◆ Stated exercise
Copy these lines back word for word, leaving out the pictures.

════

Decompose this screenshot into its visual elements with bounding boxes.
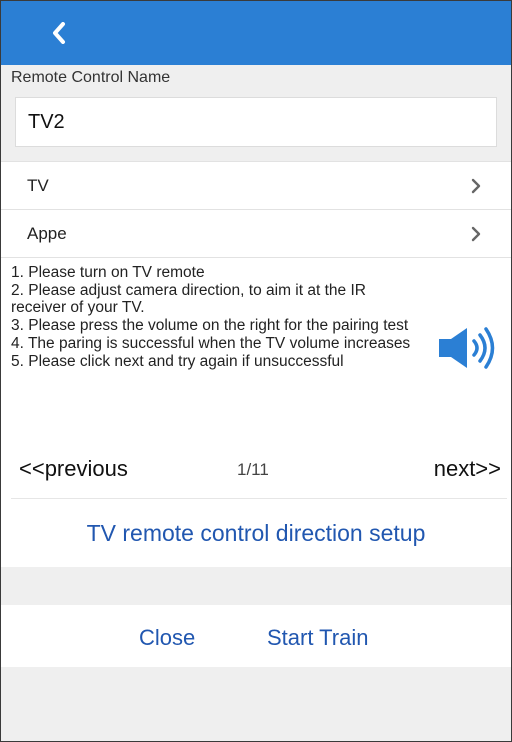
- chevron-right-icon: [471, 178, 481, 194]
- pairing-panel: 1. Please turn on TV remote 2. Please ad…: [1, 257, 511, 567]
- divider: [11, 498, 507, 499]
- start-train-button[interactable]: Start Train: [267, 625, 368, 651]
- device-type-label: TV: [27, 176, 49, 195]
- back-button[interactable]: [41, 15, 77, 51]
- close-button[interactable]: Close: [139, 625, 195, 651]
- app-frame: Remote Control Name TV Appe 1. Please tu…: [0, 0, 512, 742]
- chevron-left-icon: [53, 22, 65, 44]
- top-bar: [1, 1, 511, 65]
- previous-link[interactable]: <<previous: [19, 456, 128, 482]
- brand-label: Appe: [27, 224, 67, 243]
- remote-name-input[interactable]: [15, 97, 497, 147]
- instruction-item: 1. Please turn on TV remote: [11, 264, 205, 281]
- page-indicator: 1/11: [237, 460, 269, 479]
- action-bar: Close Start Train: [1, 605, 511, 667]
- speaker-volume-icon[interactable]: [437, 326, 497, 370]
- next-link[interactable]: next>>: [434, 456, 501, 482]
- pager: <<previous 1/11 next>>: [1, 456, 511, 492]
- instruction-item: 5. Please click next and try again if un…: [11, 352, 344, 370]
- setup-title: TV remote control direction setup: [86, 520, 426, 546]
- instruction-item: 2. Please adjust camera direction, to ai…: [11, 281, 366, 317]
- device-type-row[interactable]: TV: [1, 161, 511, 210]
- instructions-list: 1. Please turn on TV remote 2. Please ad…: [11, 264, 421, 370]
- remote-name-label: Remote Control Name: [11, 69, 171, 86]
- instruction-item: 4. The paring is successful when the TV …: [11, 334, 411, 352]
- chevron-right-icon: [471, 226, 481, 242]
- instruction-item: 3. Please press the volume on the right …: [11, 317, 409, 335]
- brand-row[interactable]: Appe: [1, 209, 511, 258]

════

◆ Response below
Decompose this screenshot into its visual elements with bounding boxes.
- chevron-right-icon: [471, 178, 481, 194]
- pairing-panel: 1. Please turn on TV remote 2. Please ad…: [1, 257, 511, 567]
- divider: [11, 498, 507, 499]
- start-train-button[interactable]: Start Train: [267, 625, 368, 651]
- device-type-label: TV: [27, 176, 49, 195]
- back-button[interactable]: [41, 15, 77, 51]
- close-button[interactable]: Close: [139, 625, 195, 651]
- app-frame: Remote Control Name TV Appe 1. Please tu…: [0, 0, 512, 742]
- chevron-left-icon: [53, 22, 65, 44]
- top-bar: [1, 1, 511, 65]
- previous-link[interactable]: <<previous: [19, 456, 128, 482]
- brand-label: Appe: [27, 224, 67, 243]
- remote-name-input[interactable]: [15, 97, 497, 147]
- instruction-item: 1. Please turn on TV remote: [11, 264, 205, 281]
- page-indicator: 1/11: [237, 460, 269, 479]
- action-bar: Close Start Train: [1, 605, 511, 667]
- speaker-volume-icon[interactable]: [437, 326, 497, 370]
- next-link[interactable]: next>>: [434, 456, 501, 482]
- pager: <<previous 1/11 next>>: [1, 456, 511, 492]
- instruction-item: 5. Please click next and try again if un…: [11, 352, 344, 370]
- setup-title: TV remote control direction setup: [86, 520, 426, 546]
- instruction-item: 2. Please adjust camera direction, to ai…: [11, 281, 366, 317]
- device-type-row[interactable]: TV: [1, 161, 511, 210]
- instructions-list: 1. Please turn on TV remote 2. Please ad…: [11, 264, 421, 370]
- remote-name-label: Remote Control Name: [11, 69, 171, 86]
- instruction-item: 4. The paring is successful when the TV …: [11, 334, 411, 352]
- chevron-right-icon: [471, 226, 481, 242]
- instruction-item: 3. Please press the volume on the right …: [11, 317, 409, 335]
- brand-row[interactable]: Appe: [1, 209, 511, 258]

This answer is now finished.